Start Extracted entries

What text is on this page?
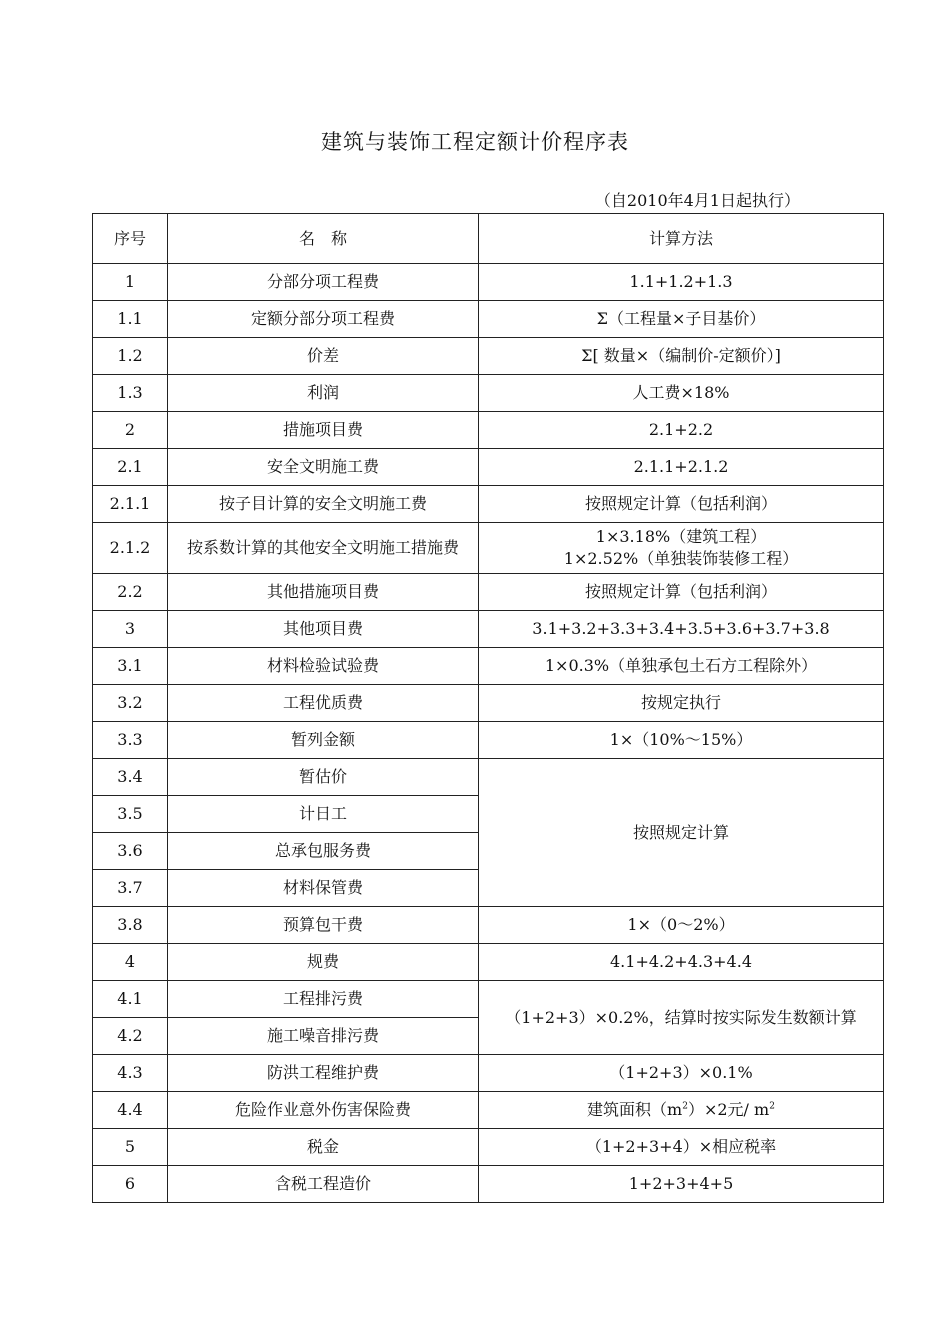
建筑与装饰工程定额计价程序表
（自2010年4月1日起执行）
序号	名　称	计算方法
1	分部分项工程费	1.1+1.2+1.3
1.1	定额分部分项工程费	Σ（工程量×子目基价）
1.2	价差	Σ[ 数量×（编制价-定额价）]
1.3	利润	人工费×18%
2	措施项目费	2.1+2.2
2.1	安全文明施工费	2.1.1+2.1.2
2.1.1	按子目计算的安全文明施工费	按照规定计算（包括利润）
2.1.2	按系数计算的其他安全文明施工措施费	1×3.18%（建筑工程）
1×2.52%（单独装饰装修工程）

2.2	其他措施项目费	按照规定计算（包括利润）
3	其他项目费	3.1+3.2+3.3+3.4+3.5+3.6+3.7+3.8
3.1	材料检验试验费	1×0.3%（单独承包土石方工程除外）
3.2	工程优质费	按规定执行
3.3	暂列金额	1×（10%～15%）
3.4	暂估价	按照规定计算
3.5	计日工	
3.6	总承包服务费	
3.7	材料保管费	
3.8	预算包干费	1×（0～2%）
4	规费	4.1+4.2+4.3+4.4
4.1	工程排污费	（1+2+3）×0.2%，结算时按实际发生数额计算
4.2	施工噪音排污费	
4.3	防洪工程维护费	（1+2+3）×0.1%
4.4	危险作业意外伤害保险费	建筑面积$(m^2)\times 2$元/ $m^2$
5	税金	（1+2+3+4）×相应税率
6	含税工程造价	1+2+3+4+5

End Extracted entries
Start Extracted entries

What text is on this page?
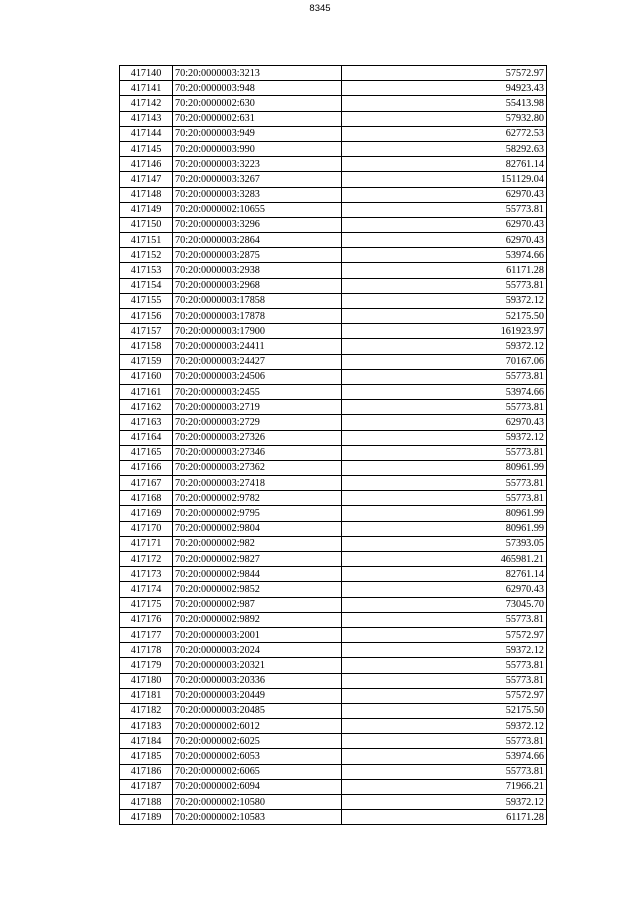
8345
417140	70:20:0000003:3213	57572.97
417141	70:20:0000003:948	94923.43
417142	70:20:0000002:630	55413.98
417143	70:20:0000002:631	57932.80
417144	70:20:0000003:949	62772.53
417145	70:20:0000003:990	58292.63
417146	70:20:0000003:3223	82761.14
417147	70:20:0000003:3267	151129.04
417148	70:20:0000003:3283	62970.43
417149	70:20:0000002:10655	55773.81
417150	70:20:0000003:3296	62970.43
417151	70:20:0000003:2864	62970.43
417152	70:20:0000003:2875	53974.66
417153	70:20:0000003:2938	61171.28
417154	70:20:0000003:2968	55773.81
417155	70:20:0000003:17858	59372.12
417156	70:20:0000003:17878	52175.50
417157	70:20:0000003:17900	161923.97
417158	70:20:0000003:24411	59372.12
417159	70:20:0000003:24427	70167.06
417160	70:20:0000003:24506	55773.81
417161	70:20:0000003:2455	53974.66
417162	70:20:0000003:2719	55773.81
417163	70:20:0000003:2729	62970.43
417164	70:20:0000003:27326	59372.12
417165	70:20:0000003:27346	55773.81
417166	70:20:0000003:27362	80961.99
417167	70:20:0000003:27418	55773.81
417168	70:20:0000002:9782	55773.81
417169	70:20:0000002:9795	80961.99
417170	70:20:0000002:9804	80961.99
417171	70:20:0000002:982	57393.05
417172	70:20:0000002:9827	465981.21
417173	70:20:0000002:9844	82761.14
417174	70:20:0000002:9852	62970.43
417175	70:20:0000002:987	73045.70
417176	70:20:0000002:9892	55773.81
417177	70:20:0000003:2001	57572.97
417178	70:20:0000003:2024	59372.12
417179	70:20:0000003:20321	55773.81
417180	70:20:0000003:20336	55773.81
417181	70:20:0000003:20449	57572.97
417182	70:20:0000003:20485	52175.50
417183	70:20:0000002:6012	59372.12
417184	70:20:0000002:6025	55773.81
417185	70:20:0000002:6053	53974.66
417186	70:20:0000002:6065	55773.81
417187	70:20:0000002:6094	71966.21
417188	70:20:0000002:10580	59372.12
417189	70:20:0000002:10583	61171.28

End Extracted entries
Start Extracted entries

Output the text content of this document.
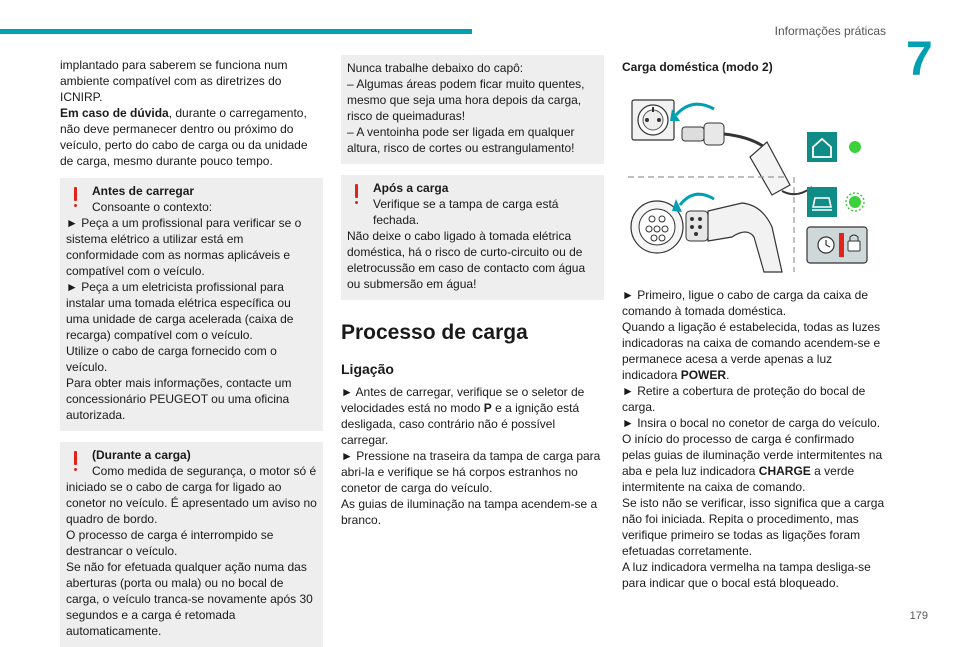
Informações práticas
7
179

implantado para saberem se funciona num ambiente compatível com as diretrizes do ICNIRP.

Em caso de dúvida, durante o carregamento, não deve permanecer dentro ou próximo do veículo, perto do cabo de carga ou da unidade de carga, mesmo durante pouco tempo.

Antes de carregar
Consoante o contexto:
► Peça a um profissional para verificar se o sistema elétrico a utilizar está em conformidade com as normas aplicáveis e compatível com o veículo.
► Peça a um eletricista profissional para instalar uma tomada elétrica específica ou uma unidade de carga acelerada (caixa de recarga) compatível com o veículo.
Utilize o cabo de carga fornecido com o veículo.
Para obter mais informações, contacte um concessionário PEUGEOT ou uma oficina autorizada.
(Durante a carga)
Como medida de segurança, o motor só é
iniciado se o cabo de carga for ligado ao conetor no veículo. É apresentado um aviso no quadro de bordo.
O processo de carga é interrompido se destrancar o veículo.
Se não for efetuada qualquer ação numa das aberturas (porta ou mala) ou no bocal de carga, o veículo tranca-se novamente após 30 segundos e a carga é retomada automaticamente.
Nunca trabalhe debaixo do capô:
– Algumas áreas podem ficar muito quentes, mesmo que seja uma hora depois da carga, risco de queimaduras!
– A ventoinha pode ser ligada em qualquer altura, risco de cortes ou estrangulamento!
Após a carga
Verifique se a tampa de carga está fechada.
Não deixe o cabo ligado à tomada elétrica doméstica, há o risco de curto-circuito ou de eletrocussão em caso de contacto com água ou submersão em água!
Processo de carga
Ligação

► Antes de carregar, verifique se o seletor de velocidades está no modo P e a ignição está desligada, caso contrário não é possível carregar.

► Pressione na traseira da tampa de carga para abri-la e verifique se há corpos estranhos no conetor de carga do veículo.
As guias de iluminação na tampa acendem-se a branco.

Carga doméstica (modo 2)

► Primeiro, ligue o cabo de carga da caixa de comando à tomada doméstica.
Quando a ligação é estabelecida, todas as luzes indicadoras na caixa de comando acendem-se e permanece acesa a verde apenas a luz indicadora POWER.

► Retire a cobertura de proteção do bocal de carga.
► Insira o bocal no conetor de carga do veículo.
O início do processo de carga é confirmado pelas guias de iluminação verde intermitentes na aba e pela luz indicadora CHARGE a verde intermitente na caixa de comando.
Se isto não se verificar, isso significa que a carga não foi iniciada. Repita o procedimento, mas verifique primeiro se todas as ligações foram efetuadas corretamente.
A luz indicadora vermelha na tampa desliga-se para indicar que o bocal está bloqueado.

End Extracted entries

## Written exercise:
Copy out every line holding the string "mesmo".

## Final result:
Em caso de dúvida, durante o carregamento, não deve permanecer dentro ou próximo do veículo, perto do cabo de carga ou da unidade de carga, mesmo durante pouco tempo.
– Algumas áreas podem ficar muito quentes, mesmo que seja uma hora depois da carga, risco de queimaduras!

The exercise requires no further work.